------ INFORMATION PROVIDED

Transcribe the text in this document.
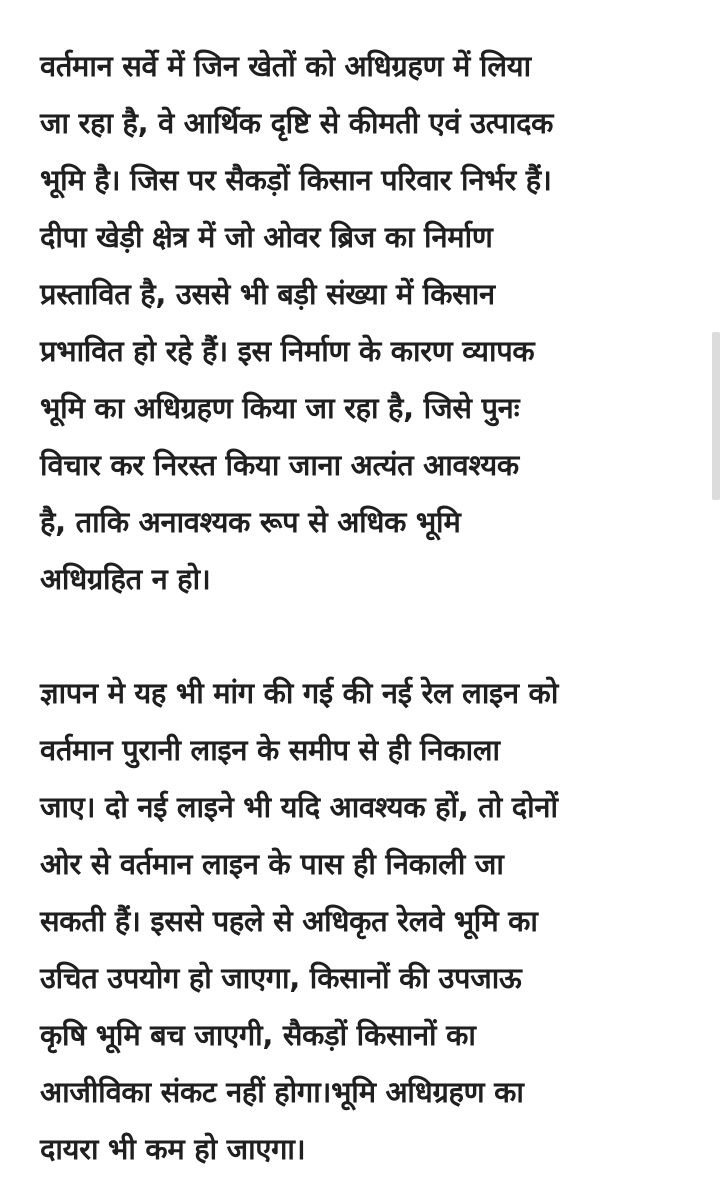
वर्तमान सर्वे में जिन खेतों को अधिग्रहण में लिया
जा रहा है, वे आर्थिक दृष्टि से कीमती एवं उत्पादक
भूमि है। जिस पर सैकड़ों किसान परिवार निर्भर हैं।
दीपा खेड़ी क्षेत्र में जो ओवर ब्रिज का निर्माण
प्रस्तावित है, उससे भी बड़ी संख्या में किसान
प्रभावित हो रहे हैं। इस निर्माण के कारण व्यापक
भूमि का अधिग्रहण किया जा रहा है, जिसे पुनः
विचार कर निरस्त किया जाना अत्यंत आवश्यक
है, ताकि अनावश्यक रूप से अधिक भूमि
अधिग्रहित न हो।

ज्ञापन मे यह भी मांग की गई की नई रेल लाइन को
वर्तमान पुरानी लाइन के समीप से ही निकाला
जाए। दो नई लाइने भी यदि आवश्यक हों, तो दोनों
ओर से वर्तमान लाइन के पास ही निकाली जा
सकती हैं। इससे पहले से अधिकृत रेलवे भूमि का
उचित उपयोग हो जाएगा, किसानों की उपजाऊ
कृषि भूमि बच जाएगी, सैकड़ों किसानों का
आजीविका संकट नहीं होगा।भूमि अधिग्रहण का
दायरा भी कम हो जाएगा।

------------

• YOUR TASK:
Repeat all of the records verbatim, leaving out the pictures.

• RESPONSE TO THIS TASK:
Transcribe the text in this document.
वर्तमान सर्वे में जिन खेतों को अधिग्रहण में लिया
जा रहा है, वे आर्थिक दृष्टि से कीमती एवं उत्पादक
भूमि है। जिस पर सैकड़ों किसान परिवार निर्भर हैं।
दीपा खेड़ी क्षेत्र में जो ओवर ब्रिज का निर्माण
प्रस्तावित है, उससे भी बड़ी संख्या में किसान
प्रभावित हो रहे हैं। इस निर्माण के कारण व्यापक
भूमि का अधिग्रहण किया जा रहा है, जिसे पुनः
विचार कर निरस्त किया जाना अत्यंत आवश्यक
है, ताकि अनावश्यक रूप से अधिक भूमि
अधिग्रहित न हो।

ज्ञापन मे यह भी मांग की गई की नई रेल लाइन को
वर्तमान पुरानी लाइन के समीप से ही निकाला
जाए। दो नई लाइने भी यदि आवश्यक हों, तो दोनों
ओर से वर्तमान लाइन के पास ही निकाली जा
सकती हैं। इससे पहले से अधिकृत रेलवे भूमि का
उचित उपयोग हो जाएगा, किसानों की उपजाऊ
कृषि भूमि बच जाएगी, सैकड़ों किसानों का
आजीविका संकट नहीं होगा।भूमि अधिग्रहण का
दायरा भी कम हो जाएगा।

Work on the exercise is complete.